Directive:
Drop every picture, then transcribe the remaining data exactly.

---------- Items

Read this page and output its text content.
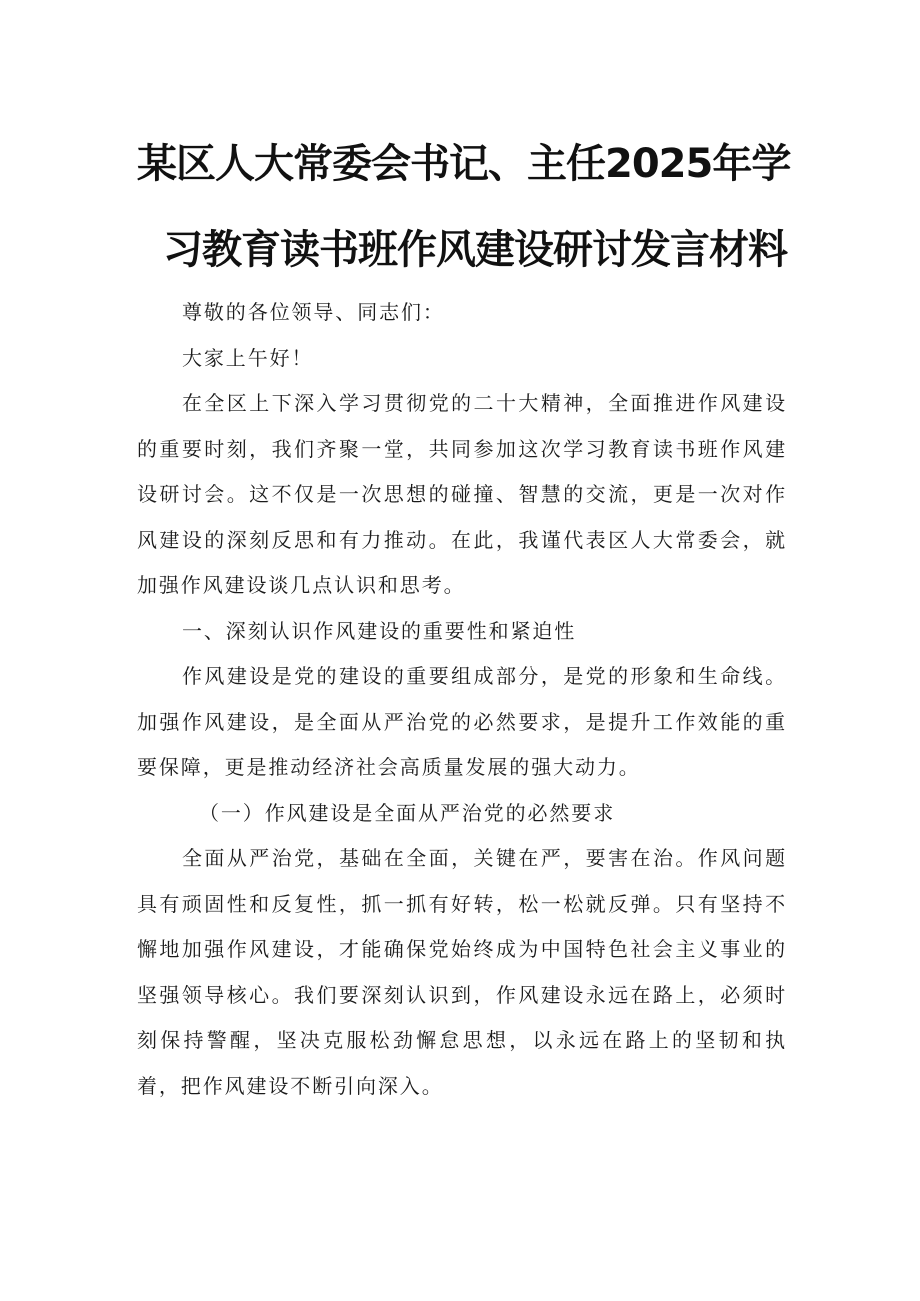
某区人大常委会书记、主任2025年学
习教育读书班作风建设研讨发言材料

尊敬的各位领导、同志们：

大家上午好！

在全区上下深入学习贯彻党的二十大精神，全面推进作风建设的重要时刻，我们齐聚一堂，共同参加这次学习教育读书班作风建设研讨会。这不仅是一次思想的碰撞、智慧的交流，更是一次对作风建设的深刻反思和有力推动。在此，我谨代表区人大常委会，就加强作风建设谈几点认识和思考。

一、深刻认识作风建设的重要性和紧迫性

作风建设是党的建设的重要组成部分，是党的形象和生命线。加强作风建设，是全面从严治党的必然要求，是提升工作效能的重要保障，更是推动经济社会高质量发展的强大动力。

（一）作风建设是全面从严治党的必然要求

全面从严治党，基础在全面，关键在严，要害在治。作风问题具有顽固性和反复性，抓一抓有好转，松一松就反弹。只有坚持不懈地加强作风建设，才能确保党始终成为中国特色社会主义事业的坚强领导核心。我们要深刻认识到，作风建设永远在路上，必须时刻保持警醒，坚决克服松劲懈怠思想，以永远在路上的坚韧和执着，把作风建设不断引向深入。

--------------------

Problem solution:
Read this page and output its text content.
某区人大常委会书记、主任2025年学
习教育读书班作风建设研讨发言材料

尊敬的各位领导、同志们：

大家上午好！

在全区上下深入学习贯彻党的二十大精神，全面推进作风建设的重要时刻，我们齐聚一堂，共同参加这次学习教育读书班作风建设研讨会。这不仅是一次思想的碰撞、智慧的交流，更是一次对作风建设的深刻反思和有力推动。在此，我谨代表区人大常委会，就加强作风建设谈几点认识和思考。

一、深刻认识作风建设的重要性和紧迫性

作风建设是党的建设的重要组成部分，是党的形象和生命线。加强作风建设，是全面从严治党的必然要求，是提升工作效能的重要保障，更是推动经济社会高质量发展的强大动力。

（一）作风建设是全面从严治党的必然要求

全面从严治党，基础在全面，关键在严，要害在治。作风问题具有顽固性和反复性，抓一抓有好转，松一松就反弹。只有坚持不懈地加强作风建设，才能确保党始终成为中国特色社会主义事业的坚强领导核心。我们要深刻认识到，作风建设永远在路上，必须时刻保持警醒，坚决克服松劲懈怠思想，以永远在路上的坚韧和执着，把作风建设不断引向深入。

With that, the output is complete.